* START *
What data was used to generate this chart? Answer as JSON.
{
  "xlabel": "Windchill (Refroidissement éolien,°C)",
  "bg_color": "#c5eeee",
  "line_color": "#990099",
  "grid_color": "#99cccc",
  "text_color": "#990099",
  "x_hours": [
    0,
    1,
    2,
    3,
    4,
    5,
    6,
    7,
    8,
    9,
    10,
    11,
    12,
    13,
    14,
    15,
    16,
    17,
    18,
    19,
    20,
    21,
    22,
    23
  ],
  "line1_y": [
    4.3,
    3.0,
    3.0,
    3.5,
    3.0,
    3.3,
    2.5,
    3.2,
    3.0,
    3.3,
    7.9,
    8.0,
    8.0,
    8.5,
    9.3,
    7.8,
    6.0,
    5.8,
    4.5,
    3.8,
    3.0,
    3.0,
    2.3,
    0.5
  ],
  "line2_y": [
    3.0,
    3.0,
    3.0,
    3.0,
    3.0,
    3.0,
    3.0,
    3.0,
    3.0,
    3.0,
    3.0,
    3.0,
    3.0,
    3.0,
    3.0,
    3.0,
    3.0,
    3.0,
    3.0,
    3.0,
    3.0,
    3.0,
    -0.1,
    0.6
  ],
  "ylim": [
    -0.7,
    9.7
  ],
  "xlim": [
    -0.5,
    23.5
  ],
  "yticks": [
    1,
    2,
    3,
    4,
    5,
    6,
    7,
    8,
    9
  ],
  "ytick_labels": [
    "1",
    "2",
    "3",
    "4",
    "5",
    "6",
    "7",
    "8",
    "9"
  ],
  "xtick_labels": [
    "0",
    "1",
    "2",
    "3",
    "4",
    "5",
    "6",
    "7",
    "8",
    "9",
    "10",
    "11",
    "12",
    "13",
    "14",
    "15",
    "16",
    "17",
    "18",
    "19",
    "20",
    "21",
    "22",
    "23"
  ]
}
* END *
# Instruction
Using the material above, print every entry exactly as written.

# Exercise response
What data was used to generate this chart? Answer as JSON.
{
  "xlabel": "Windchill (Refroidissement éolien,°C)",
  "bg_color": "#c5eeee",
  "line_color": "#990099",
  "grid_color": "#99cccc",
  "text_color": "#990099",
  "x_hours": [
    0,
    1,
    2,
    3,
    4,
    5,
    6,
    7,
    8,
    9,
    10,
    11,
    12,
    13,
    14,
    15,
    16,
    17,
    18,
    19,
    20,
    21,
    22,
    23
  ],
  "line1_y": [
    4.3,
    3.0,
    3.0,
    3.5,
    3.0,
    3.3,
    2.5,
    3.2,
    3.0,
    3.3,
    7.9,
    8.0,
    8.0,
    8.5,
    9.3,
    7.8,
    6.0,
    5.8,
    4.5,
    3.8,
    3.0,
    3.0,
    2.3,
    0.5
  ],
  "line2_y": [
    3.0,
    3.0,
    3.0,
    3.0,
    3.0,
    3.0,
    3.0,
    3.0,
    3.0,
    3.0,
    3.0,
    3.0,
    3.0,
    3.0,
    3.0,
    3.0,
    3.0,
    3.0,
    3.0,
    3.0,
    3.0,
    3.0,
    -0.1,
    0.6
  ],
  "ylim": [
    -0.7,
    9.7
  ],
  "xlim": [
    -0.5,
    23.5
  ],
  "yticks": [
    1,
    2,
    3,
    4,
    5,
    6,
    7,
    8,
    9
  ],
  "ytick_labels": [
    "1",
    "2",
    "3",
    "4",
    "5",
    "6",
    "7",
    "8",
    "9"
  ],
  "xtick_labels": [
    "0",
    "1",
    "2",
    "3",
    "4",
    "5",
    "6",
    "7",
    "8",
    "9",
    "10",
    "11",
    "12",
    "13",
    "14",
    "15",
    "16",
    "17",
    "18",
    "19",
    "20",
    "21",
    "22",
    "23"
  ]
}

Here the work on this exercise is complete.